• [SET PROBLEM] Locate every line below that contains the word "undulating" and copy it.

(Dataset items)
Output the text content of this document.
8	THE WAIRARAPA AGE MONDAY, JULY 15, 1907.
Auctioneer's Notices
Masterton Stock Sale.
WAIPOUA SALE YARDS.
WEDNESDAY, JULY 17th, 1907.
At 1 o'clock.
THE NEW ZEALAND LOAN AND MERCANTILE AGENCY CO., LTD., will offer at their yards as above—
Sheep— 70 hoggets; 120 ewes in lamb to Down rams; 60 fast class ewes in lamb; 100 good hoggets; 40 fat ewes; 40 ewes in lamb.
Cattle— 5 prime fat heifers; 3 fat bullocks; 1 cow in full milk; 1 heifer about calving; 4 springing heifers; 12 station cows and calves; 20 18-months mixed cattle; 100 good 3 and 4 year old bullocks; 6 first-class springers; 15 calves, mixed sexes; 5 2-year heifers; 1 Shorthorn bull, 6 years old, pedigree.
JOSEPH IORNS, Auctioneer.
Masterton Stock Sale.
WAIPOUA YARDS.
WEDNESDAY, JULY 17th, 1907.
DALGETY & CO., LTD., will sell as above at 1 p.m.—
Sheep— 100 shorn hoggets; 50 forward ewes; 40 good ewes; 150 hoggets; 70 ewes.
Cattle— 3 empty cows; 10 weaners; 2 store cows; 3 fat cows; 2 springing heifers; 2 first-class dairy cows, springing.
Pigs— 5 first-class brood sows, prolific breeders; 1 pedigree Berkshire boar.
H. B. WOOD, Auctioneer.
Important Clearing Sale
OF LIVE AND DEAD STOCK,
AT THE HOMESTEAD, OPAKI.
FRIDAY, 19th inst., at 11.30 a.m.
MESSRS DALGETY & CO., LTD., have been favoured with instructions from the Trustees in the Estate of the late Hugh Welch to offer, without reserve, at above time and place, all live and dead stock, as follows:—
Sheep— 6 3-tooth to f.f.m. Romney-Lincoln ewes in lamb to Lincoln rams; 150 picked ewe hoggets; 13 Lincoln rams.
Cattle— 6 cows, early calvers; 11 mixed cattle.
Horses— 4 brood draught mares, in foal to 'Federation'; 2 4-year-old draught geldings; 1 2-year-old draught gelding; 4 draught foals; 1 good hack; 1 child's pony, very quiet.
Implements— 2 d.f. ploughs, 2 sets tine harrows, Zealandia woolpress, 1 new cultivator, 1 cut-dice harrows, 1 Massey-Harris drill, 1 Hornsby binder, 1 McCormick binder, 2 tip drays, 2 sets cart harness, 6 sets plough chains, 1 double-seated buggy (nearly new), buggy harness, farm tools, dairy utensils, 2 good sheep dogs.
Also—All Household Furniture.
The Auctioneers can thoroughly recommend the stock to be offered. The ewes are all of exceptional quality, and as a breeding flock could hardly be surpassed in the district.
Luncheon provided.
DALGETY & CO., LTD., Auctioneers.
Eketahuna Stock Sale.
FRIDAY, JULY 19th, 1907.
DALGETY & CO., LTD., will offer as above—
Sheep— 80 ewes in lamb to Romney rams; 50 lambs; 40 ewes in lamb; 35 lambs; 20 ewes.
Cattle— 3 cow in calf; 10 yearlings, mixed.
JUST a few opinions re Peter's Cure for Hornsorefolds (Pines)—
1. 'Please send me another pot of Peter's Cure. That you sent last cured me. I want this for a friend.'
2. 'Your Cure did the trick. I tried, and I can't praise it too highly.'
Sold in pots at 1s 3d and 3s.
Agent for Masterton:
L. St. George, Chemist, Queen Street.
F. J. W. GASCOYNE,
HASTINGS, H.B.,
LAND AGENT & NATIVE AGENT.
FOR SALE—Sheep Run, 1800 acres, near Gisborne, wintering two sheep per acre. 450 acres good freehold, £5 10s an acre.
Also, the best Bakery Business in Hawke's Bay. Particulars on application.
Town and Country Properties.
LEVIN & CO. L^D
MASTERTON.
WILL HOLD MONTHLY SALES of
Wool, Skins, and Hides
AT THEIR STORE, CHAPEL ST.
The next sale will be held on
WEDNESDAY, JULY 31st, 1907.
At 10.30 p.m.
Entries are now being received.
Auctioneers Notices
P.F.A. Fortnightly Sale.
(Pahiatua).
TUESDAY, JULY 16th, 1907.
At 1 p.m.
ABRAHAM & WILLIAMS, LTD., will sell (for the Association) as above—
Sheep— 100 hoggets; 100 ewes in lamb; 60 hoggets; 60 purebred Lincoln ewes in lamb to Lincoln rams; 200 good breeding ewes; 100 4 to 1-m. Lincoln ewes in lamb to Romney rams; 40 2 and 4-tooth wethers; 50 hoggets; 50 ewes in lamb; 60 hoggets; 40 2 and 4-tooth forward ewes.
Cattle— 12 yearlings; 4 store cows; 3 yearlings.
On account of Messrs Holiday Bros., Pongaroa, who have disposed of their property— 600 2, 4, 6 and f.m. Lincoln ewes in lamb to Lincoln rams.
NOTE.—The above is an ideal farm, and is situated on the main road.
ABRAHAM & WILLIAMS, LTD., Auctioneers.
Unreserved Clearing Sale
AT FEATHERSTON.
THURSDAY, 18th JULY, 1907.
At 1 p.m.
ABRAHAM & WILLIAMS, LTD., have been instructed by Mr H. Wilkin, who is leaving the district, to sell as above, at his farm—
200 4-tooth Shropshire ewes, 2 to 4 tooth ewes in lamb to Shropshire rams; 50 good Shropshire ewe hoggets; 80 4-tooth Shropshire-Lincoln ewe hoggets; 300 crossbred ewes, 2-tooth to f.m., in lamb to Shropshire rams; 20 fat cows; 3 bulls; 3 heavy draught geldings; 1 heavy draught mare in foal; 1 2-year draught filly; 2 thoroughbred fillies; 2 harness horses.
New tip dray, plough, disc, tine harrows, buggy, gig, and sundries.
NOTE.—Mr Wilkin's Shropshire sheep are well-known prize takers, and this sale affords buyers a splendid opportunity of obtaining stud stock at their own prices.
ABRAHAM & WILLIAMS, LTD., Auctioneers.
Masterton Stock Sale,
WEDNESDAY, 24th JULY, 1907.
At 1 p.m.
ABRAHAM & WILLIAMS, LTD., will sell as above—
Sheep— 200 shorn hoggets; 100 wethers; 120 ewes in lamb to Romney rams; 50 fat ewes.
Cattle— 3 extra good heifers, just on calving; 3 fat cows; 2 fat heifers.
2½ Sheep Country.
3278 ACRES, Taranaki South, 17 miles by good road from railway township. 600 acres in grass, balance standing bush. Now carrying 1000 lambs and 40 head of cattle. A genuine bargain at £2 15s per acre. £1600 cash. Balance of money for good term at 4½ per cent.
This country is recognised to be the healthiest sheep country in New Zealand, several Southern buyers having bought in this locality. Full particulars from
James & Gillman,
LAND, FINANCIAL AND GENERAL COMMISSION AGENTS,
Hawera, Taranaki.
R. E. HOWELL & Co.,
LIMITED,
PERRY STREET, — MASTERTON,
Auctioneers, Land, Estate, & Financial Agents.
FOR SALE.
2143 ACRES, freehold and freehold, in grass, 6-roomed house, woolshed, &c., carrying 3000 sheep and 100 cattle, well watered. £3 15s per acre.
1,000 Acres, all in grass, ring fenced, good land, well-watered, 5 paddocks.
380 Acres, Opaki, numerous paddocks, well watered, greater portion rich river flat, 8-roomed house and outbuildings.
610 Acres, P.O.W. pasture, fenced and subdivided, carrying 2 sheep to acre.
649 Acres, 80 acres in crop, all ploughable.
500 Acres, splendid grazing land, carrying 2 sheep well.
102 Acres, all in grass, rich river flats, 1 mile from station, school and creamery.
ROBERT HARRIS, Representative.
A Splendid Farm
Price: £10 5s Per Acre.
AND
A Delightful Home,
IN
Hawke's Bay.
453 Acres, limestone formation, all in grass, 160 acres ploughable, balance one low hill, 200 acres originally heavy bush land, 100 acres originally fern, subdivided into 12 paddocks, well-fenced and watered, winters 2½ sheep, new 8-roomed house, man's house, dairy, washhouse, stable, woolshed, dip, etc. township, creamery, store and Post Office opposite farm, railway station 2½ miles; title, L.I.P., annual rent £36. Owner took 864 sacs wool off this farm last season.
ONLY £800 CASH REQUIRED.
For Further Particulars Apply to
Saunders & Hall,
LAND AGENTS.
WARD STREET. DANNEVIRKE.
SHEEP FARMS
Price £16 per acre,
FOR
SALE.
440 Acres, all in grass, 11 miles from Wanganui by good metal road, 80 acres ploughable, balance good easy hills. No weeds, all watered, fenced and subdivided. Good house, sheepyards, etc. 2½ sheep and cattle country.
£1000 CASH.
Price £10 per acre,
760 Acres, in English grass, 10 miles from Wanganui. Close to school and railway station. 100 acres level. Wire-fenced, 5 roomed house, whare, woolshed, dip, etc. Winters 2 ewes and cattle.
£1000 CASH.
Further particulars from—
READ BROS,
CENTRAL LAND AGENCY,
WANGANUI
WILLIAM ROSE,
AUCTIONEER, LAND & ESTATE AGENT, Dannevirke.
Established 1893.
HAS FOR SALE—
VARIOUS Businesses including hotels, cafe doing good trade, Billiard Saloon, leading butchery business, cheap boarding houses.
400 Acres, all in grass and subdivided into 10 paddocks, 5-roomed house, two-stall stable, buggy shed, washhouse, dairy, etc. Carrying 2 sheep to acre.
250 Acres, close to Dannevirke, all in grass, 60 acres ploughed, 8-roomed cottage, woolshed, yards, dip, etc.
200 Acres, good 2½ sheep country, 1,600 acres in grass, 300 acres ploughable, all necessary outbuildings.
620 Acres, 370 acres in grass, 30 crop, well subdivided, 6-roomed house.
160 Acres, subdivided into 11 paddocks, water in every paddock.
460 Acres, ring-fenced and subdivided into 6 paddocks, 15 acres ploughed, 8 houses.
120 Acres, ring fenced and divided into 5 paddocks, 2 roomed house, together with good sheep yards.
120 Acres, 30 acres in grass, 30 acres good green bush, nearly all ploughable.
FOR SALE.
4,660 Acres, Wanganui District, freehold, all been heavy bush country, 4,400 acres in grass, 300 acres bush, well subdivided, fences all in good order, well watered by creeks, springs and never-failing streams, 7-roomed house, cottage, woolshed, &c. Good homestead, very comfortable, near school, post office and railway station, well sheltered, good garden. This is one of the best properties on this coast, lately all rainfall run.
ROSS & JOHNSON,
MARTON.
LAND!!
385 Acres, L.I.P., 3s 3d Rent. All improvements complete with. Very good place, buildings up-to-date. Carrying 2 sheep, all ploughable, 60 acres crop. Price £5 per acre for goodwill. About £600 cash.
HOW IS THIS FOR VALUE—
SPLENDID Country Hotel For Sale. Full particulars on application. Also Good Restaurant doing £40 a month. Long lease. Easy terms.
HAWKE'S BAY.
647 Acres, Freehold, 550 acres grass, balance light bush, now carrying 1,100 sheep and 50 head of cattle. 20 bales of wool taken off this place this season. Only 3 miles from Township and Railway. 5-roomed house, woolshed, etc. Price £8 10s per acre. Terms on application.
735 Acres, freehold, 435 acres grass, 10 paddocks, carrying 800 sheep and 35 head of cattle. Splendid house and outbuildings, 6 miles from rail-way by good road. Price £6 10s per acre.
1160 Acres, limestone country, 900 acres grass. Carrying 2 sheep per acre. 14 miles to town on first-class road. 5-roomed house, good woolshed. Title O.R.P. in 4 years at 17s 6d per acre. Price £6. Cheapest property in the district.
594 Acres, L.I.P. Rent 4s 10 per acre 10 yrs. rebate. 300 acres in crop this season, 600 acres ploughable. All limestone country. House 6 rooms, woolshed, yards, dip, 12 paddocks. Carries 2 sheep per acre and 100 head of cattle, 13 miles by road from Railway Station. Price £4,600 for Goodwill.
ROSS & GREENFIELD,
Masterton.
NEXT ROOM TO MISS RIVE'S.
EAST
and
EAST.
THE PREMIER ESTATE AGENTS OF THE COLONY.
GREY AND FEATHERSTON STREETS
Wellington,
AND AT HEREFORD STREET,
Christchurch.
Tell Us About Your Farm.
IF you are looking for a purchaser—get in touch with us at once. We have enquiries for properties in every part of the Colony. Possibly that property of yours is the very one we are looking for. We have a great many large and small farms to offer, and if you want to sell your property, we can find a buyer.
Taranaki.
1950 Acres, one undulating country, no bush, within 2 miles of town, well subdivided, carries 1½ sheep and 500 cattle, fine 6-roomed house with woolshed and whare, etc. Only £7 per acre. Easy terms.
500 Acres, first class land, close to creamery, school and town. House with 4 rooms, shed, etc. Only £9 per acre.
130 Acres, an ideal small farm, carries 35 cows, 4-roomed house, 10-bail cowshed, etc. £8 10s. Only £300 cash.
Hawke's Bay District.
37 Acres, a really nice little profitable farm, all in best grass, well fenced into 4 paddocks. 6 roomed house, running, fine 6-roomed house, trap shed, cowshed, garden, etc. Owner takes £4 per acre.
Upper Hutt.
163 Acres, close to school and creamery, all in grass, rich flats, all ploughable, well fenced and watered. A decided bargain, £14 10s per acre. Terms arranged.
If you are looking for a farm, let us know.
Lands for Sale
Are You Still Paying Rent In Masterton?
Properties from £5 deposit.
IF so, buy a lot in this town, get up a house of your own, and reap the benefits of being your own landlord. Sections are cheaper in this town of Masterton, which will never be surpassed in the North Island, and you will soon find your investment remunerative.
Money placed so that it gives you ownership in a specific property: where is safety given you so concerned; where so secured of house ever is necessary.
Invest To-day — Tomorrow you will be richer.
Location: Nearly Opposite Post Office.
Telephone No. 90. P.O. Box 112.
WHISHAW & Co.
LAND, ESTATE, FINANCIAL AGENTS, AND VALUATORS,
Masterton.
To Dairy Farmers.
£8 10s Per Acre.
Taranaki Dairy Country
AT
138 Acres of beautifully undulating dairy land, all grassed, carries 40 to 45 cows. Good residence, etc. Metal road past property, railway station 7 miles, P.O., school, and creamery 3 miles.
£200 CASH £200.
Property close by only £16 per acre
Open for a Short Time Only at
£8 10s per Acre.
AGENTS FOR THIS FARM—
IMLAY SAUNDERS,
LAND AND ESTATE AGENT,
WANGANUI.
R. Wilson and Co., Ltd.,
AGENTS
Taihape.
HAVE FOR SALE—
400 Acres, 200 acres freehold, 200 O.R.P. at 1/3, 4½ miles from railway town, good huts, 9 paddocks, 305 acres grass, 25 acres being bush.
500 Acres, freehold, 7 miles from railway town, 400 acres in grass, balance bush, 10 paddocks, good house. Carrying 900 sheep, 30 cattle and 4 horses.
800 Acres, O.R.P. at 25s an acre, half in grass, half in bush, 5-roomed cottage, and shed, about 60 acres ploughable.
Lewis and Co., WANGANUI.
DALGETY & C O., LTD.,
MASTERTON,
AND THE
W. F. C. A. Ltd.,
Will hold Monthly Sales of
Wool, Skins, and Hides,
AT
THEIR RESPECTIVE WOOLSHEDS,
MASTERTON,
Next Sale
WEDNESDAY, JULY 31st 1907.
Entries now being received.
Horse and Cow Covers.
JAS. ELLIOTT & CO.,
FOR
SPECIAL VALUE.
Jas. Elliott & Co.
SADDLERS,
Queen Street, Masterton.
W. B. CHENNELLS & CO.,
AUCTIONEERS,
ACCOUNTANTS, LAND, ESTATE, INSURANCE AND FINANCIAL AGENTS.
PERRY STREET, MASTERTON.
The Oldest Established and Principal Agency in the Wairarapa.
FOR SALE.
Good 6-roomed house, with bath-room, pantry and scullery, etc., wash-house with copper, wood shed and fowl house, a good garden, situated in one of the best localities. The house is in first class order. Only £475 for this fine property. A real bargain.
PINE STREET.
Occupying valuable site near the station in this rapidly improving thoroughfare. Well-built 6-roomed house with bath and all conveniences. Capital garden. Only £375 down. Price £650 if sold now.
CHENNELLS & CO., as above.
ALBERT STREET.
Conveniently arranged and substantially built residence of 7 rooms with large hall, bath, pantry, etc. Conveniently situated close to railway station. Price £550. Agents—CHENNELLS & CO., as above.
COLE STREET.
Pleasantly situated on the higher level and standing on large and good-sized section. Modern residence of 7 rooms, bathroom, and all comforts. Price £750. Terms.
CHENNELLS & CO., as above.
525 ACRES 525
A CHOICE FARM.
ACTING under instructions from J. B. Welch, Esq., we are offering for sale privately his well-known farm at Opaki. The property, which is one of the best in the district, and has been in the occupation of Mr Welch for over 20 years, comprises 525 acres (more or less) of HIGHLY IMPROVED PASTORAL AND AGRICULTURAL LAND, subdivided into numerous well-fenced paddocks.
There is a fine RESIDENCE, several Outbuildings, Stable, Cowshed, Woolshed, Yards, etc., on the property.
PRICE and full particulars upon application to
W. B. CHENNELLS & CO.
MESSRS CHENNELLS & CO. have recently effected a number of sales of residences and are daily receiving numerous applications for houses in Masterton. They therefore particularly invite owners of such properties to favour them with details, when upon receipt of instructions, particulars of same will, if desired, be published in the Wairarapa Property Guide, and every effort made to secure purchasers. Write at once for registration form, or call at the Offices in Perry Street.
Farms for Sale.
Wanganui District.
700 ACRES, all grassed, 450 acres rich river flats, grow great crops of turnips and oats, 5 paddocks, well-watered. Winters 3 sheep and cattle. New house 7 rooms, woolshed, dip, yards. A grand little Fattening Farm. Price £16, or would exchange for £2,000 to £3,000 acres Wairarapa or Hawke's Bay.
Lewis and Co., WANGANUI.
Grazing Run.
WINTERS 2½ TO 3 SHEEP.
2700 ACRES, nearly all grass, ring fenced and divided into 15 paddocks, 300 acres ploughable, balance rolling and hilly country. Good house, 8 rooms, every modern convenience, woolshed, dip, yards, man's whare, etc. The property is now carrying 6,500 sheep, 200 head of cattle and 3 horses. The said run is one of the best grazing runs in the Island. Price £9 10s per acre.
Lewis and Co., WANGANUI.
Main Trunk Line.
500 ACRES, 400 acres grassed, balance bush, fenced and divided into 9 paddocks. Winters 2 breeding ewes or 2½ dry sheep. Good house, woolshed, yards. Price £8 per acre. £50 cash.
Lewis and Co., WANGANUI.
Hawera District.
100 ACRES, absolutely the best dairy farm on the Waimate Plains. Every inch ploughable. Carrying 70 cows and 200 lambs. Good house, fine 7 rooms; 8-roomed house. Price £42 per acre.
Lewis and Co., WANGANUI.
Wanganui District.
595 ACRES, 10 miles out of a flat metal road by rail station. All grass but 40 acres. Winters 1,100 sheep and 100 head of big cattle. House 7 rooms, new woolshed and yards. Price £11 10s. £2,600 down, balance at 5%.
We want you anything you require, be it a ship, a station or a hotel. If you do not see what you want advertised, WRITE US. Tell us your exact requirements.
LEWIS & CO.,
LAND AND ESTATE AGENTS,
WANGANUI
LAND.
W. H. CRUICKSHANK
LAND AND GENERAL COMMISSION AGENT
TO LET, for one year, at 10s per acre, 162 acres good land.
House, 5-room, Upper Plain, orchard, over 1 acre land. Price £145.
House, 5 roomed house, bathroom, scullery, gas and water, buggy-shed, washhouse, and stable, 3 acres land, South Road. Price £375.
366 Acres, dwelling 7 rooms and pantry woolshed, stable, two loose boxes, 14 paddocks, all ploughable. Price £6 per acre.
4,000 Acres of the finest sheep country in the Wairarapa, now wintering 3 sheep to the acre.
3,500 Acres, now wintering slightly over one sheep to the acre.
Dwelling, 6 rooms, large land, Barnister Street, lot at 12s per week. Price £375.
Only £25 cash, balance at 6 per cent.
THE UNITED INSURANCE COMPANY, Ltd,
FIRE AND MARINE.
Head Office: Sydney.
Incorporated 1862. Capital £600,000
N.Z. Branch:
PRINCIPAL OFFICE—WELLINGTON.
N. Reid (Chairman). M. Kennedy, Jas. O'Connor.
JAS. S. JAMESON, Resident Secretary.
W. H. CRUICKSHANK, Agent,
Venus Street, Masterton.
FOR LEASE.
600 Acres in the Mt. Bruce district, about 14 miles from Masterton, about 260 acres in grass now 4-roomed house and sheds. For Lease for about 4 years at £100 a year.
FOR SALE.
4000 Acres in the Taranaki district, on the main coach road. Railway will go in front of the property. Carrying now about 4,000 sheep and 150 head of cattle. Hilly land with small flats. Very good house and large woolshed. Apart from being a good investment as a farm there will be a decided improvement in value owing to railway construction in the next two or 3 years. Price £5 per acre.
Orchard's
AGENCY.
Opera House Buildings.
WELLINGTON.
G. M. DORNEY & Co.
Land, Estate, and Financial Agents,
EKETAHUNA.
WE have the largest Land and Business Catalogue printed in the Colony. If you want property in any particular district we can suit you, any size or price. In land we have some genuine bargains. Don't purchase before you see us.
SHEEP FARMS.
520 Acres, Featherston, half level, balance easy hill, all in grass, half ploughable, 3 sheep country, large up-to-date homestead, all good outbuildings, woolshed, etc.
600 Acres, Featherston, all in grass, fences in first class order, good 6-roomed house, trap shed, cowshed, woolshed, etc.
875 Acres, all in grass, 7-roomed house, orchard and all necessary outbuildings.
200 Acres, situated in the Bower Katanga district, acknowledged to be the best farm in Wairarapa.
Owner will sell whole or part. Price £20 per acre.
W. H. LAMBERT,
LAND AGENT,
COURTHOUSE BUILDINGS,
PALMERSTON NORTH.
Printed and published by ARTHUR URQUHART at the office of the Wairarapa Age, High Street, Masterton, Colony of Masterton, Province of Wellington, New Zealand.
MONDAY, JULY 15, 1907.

• [RESPONSE TO THE EXERCISE]
1950 Acres, one undulating country, no bush, within 2 miles of town, well subdivided, carries 1½ sheep and 500 cattle, fine 6-roomed house with woolshed and whare, etc. Only £7 per acre. Easy terms.
138 Acres of beautifully undulating dairy land, all grassed, carries 40 to 45 cows. Good residence, etc. Metal road past property, railway station 7 miles, P.O., school, and creamery 3 miles.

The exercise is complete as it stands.